**Items from a figure collection:**
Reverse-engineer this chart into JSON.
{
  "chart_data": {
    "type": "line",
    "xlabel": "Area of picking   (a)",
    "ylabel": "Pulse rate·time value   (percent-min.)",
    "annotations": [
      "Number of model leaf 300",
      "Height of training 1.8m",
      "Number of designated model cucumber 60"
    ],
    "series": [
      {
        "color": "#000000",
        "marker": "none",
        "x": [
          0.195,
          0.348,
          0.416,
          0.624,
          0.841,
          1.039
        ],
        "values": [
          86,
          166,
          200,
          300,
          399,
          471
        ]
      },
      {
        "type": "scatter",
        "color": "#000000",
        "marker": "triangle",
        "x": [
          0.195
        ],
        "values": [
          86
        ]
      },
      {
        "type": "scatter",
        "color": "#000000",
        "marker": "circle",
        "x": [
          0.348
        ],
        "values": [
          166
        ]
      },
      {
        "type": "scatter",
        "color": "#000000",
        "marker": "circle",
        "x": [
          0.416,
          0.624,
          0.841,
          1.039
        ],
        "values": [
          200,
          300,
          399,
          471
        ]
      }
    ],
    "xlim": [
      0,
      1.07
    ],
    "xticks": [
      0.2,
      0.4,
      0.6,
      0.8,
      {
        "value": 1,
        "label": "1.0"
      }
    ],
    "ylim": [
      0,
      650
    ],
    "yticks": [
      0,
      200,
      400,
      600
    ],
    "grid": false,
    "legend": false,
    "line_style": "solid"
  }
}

**EXERCISE:** Every entry should be printed again exactly as written.

**TASK RESPONSE:**
Reverse-engineer this chart into JSON.
{
  "chart_data": {
    "type": "line",
    "xlabel": "Area of picking   (a)",
    "ylabel": "Pulse rate·time value   (percent-min.)",
    "annotations": [
      "Number of model leaf 300",
      "Height of training 1.8m",
      "Number of designated model cucumber 60"
    ],
    "series": [
      {
        "color": "#000000",
        "marker": "none",
        "x": [
          0.195,
          0.348,
          0.416,
          0.624,
          0.841,
          1.039
        ],
        "values": [
          86,
          166,
          200,
          300,
          399,
          471
        ]
      },
      {
        "type": "scatter",
        "color": "#000000",
        "marker": "triangle",
        "x": [
          0.195
        ],
        "values": [
          86
        ]
      },
      {
        "type": "scatter",
        "color": "#000000",
        "marker": "circle",
        "x": [
          0.348
        ],
        "values": [
          166
        ]
      },
      {
        "type": "scatter",
        "color": "#000000",
        "marker": "circle",
        "x": [
          0.416,
          0.624,
          0.841,
          1.039
        ],
        "values": [
          200,
          300,
          399,
          471
        ]
      }
    ],
    "xlim": [
      0,
      1.07
    ],
    "xticks": [
      0.2,
      0.4,
      0.6,
      0.8,
      {
        "value": 1,
        "label": "1.0"
      }
    ],
    "ylim": [
      0,
      650
    ],
    "yticks": [
      0,
      200,
      400,
      600
    ],
    "grid": false,
    "legend": false,
    "line_style": "solid"
  }
}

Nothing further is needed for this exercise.